<<<<
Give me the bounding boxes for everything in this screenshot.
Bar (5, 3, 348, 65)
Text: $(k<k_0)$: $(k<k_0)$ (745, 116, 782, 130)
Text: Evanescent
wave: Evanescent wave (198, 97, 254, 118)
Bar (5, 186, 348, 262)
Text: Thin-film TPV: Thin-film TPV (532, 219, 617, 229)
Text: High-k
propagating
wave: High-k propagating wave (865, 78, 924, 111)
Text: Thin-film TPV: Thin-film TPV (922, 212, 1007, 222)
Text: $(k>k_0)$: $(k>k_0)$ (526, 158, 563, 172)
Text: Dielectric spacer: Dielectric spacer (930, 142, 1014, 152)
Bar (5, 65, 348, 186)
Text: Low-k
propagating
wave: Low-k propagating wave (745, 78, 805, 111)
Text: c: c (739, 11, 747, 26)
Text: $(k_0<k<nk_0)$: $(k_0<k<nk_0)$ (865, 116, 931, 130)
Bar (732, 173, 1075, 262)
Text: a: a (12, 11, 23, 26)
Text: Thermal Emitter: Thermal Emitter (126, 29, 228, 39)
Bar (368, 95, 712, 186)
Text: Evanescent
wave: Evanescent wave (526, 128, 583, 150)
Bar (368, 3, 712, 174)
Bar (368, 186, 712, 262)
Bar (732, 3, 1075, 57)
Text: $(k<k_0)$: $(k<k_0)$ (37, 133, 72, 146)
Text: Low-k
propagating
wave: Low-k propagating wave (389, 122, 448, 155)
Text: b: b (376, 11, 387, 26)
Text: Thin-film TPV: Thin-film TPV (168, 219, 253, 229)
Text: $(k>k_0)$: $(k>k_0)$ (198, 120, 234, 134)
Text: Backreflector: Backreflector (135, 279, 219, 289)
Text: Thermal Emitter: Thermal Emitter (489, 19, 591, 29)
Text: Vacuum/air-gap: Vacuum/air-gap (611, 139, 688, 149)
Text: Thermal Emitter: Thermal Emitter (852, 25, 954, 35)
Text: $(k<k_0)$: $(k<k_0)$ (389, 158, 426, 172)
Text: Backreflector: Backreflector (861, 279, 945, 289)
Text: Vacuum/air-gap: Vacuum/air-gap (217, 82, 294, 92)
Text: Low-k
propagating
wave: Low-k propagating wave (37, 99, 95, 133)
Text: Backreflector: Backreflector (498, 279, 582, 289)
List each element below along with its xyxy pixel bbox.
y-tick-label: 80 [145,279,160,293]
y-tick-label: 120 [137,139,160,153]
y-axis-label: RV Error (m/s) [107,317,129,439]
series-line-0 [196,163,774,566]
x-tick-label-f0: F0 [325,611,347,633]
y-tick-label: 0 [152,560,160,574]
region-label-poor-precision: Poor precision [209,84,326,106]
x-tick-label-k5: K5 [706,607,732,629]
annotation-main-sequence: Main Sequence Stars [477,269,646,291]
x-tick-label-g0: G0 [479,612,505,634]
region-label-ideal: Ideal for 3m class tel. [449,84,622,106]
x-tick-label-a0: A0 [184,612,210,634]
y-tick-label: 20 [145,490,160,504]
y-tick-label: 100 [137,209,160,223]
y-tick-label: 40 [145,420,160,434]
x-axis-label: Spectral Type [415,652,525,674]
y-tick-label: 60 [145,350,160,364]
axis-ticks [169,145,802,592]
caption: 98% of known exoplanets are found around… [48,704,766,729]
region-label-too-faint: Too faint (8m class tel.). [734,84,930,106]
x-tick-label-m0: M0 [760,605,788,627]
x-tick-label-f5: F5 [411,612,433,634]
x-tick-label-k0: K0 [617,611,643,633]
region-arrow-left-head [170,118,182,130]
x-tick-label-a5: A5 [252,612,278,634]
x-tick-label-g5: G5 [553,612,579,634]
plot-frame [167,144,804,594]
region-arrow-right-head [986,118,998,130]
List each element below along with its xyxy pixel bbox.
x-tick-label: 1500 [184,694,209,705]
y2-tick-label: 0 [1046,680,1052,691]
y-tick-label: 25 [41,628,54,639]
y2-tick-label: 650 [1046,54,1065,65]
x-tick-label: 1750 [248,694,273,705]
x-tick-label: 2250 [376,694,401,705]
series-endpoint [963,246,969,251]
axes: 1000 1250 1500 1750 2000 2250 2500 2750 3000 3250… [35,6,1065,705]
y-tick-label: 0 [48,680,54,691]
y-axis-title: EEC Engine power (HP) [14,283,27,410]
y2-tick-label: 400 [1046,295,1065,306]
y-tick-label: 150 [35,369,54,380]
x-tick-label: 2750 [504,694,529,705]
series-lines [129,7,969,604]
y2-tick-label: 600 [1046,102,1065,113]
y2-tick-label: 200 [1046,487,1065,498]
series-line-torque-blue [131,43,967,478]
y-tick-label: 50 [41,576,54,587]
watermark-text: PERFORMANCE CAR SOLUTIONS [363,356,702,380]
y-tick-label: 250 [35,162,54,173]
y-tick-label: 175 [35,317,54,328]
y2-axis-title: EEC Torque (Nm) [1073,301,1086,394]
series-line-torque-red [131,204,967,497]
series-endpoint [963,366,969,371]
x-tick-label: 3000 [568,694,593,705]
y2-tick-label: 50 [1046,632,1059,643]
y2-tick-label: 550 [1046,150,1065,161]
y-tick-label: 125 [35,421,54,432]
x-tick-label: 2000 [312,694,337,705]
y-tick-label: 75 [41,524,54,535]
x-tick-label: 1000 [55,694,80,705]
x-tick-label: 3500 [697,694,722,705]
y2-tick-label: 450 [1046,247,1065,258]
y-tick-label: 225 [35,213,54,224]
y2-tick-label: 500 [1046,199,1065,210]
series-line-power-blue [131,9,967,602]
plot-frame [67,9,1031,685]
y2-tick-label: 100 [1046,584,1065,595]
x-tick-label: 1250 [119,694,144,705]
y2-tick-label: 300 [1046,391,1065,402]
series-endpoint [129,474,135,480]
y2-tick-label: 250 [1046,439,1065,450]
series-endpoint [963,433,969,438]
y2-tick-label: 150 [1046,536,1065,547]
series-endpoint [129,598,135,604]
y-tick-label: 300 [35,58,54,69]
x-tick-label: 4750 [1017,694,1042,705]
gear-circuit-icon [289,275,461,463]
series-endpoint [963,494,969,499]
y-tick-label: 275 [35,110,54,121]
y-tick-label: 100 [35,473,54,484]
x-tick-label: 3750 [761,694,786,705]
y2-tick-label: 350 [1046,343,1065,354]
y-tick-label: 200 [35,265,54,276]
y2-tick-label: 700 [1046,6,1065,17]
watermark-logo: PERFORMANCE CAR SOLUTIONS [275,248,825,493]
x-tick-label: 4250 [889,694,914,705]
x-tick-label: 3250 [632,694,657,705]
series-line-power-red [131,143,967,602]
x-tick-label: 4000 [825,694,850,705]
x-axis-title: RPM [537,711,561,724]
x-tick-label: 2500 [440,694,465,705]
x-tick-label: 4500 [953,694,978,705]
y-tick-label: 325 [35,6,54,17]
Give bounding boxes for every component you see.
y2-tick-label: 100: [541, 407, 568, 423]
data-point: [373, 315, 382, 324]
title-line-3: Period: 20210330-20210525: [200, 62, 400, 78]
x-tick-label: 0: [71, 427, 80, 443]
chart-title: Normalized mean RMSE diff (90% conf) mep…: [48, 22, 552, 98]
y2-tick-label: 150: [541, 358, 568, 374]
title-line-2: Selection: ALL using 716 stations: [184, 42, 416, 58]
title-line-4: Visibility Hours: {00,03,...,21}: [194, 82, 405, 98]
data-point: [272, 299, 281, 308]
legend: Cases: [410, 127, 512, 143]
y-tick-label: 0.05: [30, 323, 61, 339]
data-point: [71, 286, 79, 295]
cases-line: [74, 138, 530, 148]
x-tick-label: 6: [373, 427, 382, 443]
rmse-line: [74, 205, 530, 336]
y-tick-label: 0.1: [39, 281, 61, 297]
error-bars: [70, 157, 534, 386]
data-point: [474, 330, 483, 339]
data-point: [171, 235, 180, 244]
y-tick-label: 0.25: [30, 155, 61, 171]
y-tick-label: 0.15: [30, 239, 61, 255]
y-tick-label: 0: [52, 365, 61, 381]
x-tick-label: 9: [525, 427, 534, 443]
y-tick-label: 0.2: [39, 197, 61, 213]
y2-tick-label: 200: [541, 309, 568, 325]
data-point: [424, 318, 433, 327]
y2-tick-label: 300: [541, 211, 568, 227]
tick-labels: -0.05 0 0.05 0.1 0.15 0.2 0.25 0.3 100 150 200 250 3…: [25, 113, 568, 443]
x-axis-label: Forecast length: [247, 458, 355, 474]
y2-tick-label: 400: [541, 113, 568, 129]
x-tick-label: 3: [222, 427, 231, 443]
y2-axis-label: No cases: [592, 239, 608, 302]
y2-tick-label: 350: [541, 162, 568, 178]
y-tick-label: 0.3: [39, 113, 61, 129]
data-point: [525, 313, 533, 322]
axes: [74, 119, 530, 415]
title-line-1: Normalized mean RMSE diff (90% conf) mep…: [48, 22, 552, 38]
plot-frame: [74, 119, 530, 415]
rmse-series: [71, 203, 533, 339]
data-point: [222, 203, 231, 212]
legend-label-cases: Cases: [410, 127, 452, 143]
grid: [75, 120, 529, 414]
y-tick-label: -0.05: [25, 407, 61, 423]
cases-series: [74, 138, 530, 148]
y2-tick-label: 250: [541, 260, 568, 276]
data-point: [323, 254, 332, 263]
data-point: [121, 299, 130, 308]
>>>>
DESCRIPTION OF THE TASK
Convert the entries, starting with their first line and going on through the line containing "Text: c: c (739, 11, 747, 26)", both included, into a Markdown table with columns Row and Line. Give each line its own numbered row and leave out blank lines.

PROBLEM SOLUTION
| Row | Line |
|---|---|
| 1 | Give me the bounding boxes for everything in this screenshot. |
| 2 | Bar (5, 3, 348, 65) |
| 3 | Text: $(k<k_0)$: $(k<k_0)$ (745, 116, 782, 130) |
| 4 | Text: Evanescent |
| 5 | wave: Evanescent wave (198, 97, 254, 118) |
| 6 | Bar (5, 186, 348, 262) |
| 7 | Text: Thin-film TPV: Thin-film TPV (532, 219, 617, 229) |
| 8 | Text: High-k |
| 9 | propagating |
| 10 | wave: High-k propagating wave (865, 78, 924, 111) |
| 11 | Text: Thin-film TPV: Thin-film TPV (922, 212, 1007, 222) |
| 12 | Text: $(k>k_0)$: $(k>k_0)$ (526, 158, 563, 172) |
| 13 | Text: Dielectric spacer: Dielectric spacer (930, 142, 1014, 152) |
| 14 | Bar (5, 65, 348, 186) |
| 15 | Text: Low-k |
| 16 | propagating |
| 17 | wave: Low-k propagating wave (745, 78, 805, 111) |
| 18 | Text: c: c (739, 11, 747, 26) |